* **Work required**: Reproduce the material in full, exactly as written.

Figure content listings:

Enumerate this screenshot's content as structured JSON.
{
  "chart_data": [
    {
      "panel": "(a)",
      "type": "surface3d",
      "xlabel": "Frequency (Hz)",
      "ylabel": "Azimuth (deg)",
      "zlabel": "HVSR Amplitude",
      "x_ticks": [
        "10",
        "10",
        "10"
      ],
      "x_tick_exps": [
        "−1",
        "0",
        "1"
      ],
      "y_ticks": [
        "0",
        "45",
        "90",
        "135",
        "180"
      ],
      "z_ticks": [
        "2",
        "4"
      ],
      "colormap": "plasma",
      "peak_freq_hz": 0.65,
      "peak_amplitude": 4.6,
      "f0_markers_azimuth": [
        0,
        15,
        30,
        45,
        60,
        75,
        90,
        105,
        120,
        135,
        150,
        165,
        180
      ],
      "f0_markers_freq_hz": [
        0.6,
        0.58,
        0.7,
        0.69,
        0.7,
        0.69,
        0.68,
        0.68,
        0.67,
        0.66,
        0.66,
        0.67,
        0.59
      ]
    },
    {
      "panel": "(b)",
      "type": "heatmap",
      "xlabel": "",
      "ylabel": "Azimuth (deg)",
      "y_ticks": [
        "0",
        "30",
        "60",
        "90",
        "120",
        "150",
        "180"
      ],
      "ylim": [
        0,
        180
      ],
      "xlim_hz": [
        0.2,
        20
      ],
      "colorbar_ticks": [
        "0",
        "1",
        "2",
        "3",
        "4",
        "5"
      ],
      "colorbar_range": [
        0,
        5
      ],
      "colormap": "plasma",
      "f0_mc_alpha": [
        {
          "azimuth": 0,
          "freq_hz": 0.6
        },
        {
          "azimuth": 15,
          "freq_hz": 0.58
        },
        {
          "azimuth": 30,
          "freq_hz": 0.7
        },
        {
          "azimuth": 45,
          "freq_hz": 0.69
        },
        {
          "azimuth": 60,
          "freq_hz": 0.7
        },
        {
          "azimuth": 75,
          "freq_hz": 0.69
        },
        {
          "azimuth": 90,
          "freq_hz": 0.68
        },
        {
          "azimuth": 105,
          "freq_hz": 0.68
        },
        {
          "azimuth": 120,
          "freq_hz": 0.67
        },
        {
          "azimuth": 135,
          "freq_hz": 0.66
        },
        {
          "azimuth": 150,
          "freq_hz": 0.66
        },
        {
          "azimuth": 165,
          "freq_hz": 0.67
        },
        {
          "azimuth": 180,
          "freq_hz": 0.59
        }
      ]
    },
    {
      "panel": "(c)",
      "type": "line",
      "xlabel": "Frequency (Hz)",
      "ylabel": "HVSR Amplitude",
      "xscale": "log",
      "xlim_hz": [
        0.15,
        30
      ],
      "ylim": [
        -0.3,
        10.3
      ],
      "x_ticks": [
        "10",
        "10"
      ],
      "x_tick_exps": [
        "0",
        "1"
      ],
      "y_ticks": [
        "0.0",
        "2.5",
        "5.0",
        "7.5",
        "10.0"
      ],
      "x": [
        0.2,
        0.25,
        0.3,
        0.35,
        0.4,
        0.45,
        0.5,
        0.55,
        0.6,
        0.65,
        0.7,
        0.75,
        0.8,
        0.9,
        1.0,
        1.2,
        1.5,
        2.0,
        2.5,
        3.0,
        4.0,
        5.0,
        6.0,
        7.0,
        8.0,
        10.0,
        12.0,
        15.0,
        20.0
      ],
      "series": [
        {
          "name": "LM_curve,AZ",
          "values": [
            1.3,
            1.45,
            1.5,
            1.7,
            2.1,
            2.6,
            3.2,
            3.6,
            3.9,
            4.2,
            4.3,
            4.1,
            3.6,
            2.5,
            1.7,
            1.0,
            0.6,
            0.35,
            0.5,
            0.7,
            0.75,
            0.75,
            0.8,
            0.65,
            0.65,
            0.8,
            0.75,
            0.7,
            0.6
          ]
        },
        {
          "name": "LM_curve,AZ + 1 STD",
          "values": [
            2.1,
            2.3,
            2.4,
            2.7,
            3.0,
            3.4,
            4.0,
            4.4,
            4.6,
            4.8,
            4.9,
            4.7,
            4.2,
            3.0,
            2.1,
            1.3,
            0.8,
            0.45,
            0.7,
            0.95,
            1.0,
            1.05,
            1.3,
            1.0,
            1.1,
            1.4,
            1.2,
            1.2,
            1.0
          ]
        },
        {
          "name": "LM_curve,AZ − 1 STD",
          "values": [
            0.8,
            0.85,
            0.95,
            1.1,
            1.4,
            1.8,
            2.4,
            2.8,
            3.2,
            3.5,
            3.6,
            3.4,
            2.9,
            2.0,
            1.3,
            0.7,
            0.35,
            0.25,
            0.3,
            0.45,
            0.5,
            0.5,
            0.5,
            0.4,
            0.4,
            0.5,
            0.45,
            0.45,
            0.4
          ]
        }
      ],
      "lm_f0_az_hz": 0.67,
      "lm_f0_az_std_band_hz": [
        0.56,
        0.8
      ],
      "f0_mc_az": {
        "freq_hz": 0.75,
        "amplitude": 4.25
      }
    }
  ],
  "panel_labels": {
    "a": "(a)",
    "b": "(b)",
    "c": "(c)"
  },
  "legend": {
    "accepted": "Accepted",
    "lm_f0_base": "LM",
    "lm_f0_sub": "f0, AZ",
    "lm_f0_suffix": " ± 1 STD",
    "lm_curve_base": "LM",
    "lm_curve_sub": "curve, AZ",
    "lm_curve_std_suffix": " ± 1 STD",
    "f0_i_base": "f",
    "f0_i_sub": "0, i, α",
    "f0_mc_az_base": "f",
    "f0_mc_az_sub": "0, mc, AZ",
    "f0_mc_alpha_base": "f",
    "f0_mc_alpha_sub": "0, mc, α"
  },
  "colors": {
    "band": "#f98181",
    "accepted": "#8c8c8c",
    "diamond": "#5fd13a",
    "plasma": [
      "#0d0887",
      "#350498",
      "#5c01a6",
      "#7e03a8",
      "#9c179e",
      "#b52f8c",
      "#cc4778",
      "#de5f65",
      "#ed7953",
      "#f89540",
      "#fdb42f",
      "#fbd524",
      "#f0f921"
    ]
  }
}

* **Worked answer**:
Enumerate this screenshot's content as structured JSON.
{
  "chart_data": [
    {
      "panel": "(a)",
      "type": "surface3d",
      "xlabel": "Frequency (Hz)",
      "ylabel": "Azimuth (deg)",
      "zlabel": "HVSR Amplitude",
      "x_ticks": [
        "10",
        "10",
        "10"
      ],
      "x_tick_exps": [
        "−1",
        "0",
        "1"
      ],
      "y_ticks": [
        "0",
        "45",
        "90",
        "135",
        "180"
      ],
      "z_ticks": [
        "2",
        "4"
      ],
      "colormap": "plasma",
      "peak_freq_hz": 0.65,
      "peak_amplitude": 4.6,
      "f0_markers_azimuth": [
        0,
        15,
        30,
        45,
        60,
        75,
        90,
        105,
        120,
        135,
        150,
        165,
        180
      ],
      "f0_markers_freq_hz": [
        0.6,
        0.58,
        0.7,
        0.69,
        0.7,
        0.69,
        0.68,
        0.68,
        0.67,
        0.66,
        0.66,
        0.67,
        0.59
      ]
    },
    {
      "panel": "(b)",
      "type": "heatmap",
      "xlabel": "",
      "ylabel": "Azimuth (deg)",
      "y_ticks": [
        "0",
        "30",
        "60",
        "90",
        "120",
        "150",
        "180"
      ],
      "ylim": [
        0,
        180
      ],
      "xlim_hz": [
        0.2,
        20
      ],
      "colorbar_ticks": [
        "0",
        "1",
        "2",
        "3",
        "4",
        "5"
      ],
      "colorbar_range": [
        0,
        5
      ],
      "colormap": "plasma",
      "f0_mc_alpha": [
        {
          "azimuth": 0,
          "freq_hz": 0.6
        },
        {
          "azimuth": 15,
          "freq_hz": 0.58
        },
        {
          "azimuth": 30,
          "freq_hz": 0.7
        },
        {
          "azimuth": 45,
          "freq_hz": 0.69
        },
        {
          "azimuth": 60,
          "freq_hz": 0.7
        },
        {
          "azimuth": 75,
          "freq_hz": 0.69
        },
        {
          "azimuth": 90,
          "freq_hz": 0.68
        },
        {
          "azimuth": 105,
          "freq_hz": 0.68
        },
        {
          "azimuth": 120,
          "freq_hz": 0.67
        },
        {
          "azimuth": 135,
          "freq_hz": 0.66
        },
        {
          "azimuth": 150,
          "freq_hz": 0.66
        },
        {
          "azimuth": 165,
          "freq_hz": 0.67
        },
        {
          "azimuth": 180,
          "freq_hz": 0.59
        }
      ]
    },
    {
      "panel": "(c)",
      "type": "line",
      "xlabel": "Frequency (Hz)",
      "ylabel": "HVSR Amplitude",
      "xscale": "log",
      "xlim_hz": [
        0.15,
        30
      ],
      "ylim": [
        -0.3,
        10.3
      ],
      "x_ticks": [
        "10",
        "10"
      ],
      "x_tick_exps": [
        "0",
        "1"
      ],
      "y_ticks": [
        "0.0",
        "2.5",
        "5.0",
        "7.5",
        "10.0"
      ],
      "x": [
        0.2,
        0.25,
        0.3,
        0.35,
        0.4,
        0.45,
        0.5,
        0.55,
        0.6,
        0.65,
        0.7,
        0.75,
        0.8,
        0.9,
        1.0,
        1.2,
        1.5,
        2.0,
        2.5,
        3.0,
        4.0,
        5.0,
        6.0,
        7.0,
        8.0,
        10.0,
        12.0,
        15.0,
        20.0
      ],
      "series": [
        {
          "name": "LM_curve,AZ",
          "values": [
            1.3,
            1.45,
            1.5,
            1.7,
            2.1,
            2.6,
            3.2,
            3.6,
            3.9,
            4.2,
            4.3,
            4.1,
            3.6,
            2.5,
            1.7,
            1.0,
            0.6,
            0.35,
            0.5,
            0.7,
            0.75,
            0.75,
            0.8,
            0.65,
            0.65,
            0.8,
            0.75,
            0.7,
            0.6
          ]
        },
        {
          "name": "LM_curve,AZ + 1 STD",
          "values": [
            2.1,
            2.3,
            2.4,
            2.7,
            3.0,
            3.4,
            4.0,
            4.4,
            4.6,
            4.8,
            4.9,
            4.7,
            4.2,
            3.0,
            2.1,
            1.3,
            0.8,
            0.45,
            0.7,
            0.95,
            1.0,
            1.05,
            1.3,
            1.0,
            1.1,
            1.4,
            1.2,
            1.2,
            1.0
          ]
        },
        {
          "name": "LM_curve,AZ − 1 STD",
          "values": [
            0.8,
            0.85,
            0.95,
            1.1,
            1.4,
            1.8,
            2.4,
            2.8,
            3.2,
            3.5,
            3.6,
            3.4,
            2.9,
            2.0,
            1.3,
            0.7,
            0.35,
            0.25,
            0.3,
            0.45,
            0.5,
            0.5,
            0.5,
            0.4,
            0.4,
            0.5,
            0.45,
            0.45,
            0.4
          ]
        }
      ],
      "lm_f0_az_hz": 0.67,
      "lm_f0_az_std_band_hz": [
        0.56,
        0.8
      ],
      "f0_mc_az": {
        "freq_hz": 0.75,
        "amplitude": 4.25
      }
    }
  ],
  "panel_labels": {
    "a": "(a)",
    "b": "(b)",
    "c": "(c)"
  },
  "legend": {
    "accepted": "Accepted",
    "lm_f0_base": "LM",
    "lm_f0_sub": "f0, AZ",
    "lm_f0_suffix": " ± 1 STD",
    "lm_curve_base": "LM",
    "lm_curve_sub": "curve, AZ",
    "lm_curve_std_suffix": " ± 1 STD",
    "f0_i_base": "f",
    "f0_i_sub": "0, i, α",
    "f0_mc_az_base": "f",
    "f0_mc_az_sub": "0, mc, AZ",
    "f0_mc_alpha_base": "f",
    "f0_mc_alpha_sub": "0, mc, α"
  },
  "colors": {
    "band": "#f98181",
    "accepted": "#8c8c8c",
    "diamond": "#5fd13a",
    "plasma": [
      "#0d0887",
      "#350498",
      "#5c01a6",
      "#7e03a8",
      "#9c179e",
      "#b52f8c",
      "#cc4778",
      "#de5f65",
      "#ed7953",
      "#f89540",
      "#fdb42f",
      "#fbd524",
      "#f0f921"
    ]
  }
}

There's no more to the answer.